§ **Given problem**
Using the material below, copy every line where "target" appears.

§ **Input material**
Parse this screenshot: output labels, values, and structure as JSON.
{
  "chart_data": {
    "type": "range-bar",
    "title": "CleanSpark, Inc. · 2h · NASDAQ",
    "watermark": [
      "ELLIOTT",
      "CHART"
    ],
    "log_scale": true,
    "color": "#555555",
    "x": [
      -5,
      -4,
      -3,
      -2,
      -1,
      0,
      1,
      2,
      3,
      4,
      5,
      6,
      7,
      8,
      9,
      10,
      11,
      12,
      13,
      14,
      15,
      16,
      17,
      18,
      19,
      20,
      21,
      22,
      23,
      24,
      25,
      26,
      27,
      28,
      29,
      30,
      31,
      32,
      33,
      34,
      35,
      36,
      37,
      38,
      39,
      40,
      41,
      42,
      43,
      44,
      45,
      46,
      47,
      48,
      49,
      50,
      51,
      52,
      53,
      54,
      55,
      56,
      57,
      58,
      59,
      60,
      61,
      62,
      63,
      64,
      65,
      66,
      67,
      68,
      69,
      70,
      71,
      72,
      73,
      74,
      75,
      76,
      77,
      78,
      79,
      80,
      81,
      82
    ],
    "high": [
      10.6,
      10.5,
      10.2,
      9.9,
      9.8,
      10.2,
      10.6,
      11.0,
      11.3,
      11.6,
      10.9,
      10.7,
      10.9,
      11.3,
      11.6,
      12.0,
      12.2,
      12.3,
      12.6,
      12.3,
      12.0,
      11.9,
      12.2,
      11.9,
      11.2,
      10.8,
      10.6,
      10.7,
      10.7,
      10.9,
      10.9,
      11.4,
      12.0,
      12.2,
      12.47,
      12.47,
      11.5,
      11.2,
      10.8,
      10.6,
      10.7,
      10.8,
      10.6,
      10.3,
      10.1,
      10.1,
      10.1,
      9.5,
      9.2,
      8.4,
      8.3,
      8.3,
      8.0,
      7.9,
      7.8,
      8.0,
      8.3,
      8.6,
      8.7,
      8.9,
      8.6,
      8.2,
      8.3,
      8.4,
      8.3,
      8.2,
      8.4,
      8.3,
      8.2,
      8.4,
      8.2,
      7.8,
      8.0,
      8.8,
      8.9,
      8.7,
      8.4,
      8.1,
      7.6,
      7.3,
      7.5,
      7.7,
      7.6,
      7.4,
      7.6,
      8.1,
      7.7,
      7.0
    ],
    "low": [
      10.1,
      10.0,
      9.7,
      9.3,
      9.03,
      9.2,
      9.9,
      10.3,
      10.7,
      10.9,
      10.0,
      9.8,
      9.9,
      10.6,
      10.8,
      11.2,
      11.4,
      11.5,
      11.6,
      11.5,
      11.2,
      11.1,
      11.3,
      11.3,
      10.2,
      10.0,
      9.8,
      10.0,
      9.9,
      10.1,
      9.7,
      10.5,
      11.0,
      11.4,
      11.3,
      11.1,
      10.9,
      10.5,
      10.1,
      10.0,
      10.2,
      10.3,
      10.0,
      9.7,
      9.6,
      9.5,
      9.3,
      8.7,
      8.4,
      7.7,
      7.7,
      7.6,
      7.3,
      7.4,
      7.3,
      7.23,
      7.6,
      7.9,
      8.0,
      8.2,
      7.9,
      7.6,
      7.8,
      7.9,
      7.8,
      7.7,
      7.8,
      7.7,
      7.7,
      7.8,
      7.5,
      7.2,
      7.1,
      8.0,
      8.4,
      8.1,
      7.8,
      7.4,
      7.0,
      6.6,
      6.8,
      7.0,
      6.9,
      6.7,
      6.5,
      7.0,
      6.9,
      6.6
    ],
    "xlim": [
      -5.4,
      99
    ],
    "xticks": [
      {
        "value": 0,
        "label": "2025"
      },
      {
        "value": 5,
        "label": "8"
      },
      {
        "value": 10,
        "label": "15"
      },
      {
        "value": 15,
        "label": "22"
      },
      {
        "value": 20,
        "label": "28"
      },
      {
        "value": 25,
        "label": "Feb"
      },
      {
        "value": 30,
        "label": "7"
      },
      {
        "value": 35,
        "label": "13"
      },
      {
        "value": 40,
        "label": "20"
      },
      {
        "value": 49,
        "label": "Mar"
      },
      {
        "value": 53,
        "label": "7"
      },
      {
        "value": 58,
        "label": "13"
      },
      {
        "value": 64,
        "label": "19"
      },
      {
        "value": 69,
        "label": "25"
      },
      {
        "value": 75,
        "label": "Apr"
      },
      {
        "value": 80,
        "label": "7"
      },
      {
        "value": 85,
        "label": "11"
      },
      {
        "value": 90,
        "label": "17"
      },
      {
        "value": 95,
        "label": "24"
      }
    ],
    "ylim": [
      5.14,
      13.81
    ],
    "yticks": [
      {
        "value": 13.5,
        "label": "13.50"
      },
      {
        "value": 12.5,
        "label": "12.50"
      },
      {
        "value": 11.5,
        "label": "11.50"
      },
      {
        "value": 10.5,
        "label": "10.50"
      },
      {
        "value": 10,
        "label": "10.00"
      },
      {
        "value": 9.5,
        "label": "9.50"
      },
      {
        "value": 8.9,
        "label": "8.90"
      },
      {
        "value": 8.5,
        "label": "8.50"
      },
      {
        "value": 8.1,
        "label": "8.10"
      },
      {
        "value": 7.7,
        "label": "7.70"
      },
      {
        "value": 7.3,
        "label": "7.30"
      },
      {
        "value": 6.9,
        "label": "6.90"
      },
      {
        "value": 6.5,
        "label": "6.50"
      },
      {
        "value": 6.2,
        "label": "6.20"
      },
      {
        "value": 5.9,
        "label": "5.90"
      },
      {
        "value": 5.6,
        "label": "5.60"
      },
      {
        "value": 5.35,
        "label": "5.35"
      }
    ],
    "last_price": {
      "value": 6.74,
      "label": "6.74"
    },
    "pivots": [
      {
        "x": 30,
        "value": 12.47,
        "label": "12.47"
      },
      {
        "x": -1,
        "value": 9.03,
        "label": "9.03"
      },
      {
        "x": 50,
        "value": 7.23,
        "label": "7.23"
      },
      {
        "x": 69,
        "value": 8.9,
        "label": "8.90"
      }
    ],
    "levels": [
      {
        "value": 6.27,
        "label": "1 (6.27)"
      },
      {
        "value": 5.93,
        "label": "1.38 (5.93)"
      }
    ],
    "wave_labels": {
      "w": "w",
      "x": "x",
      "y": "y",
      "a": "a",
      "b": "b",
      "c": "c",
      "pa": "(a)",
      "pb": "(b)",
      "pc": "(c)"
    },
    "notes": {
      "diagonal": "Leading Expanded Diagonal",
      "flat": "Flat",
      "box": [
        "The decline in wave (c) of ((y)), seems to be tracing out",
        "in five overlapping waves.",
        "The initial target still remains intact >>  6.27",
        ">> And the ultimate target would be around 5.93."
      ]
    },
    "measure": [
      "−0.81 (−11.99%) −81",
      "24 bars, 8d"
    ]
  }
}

§ **Worked answer**
        "The initial target still remains intact >>  6.27",
        ">> And the ultimate target would be around 5.93."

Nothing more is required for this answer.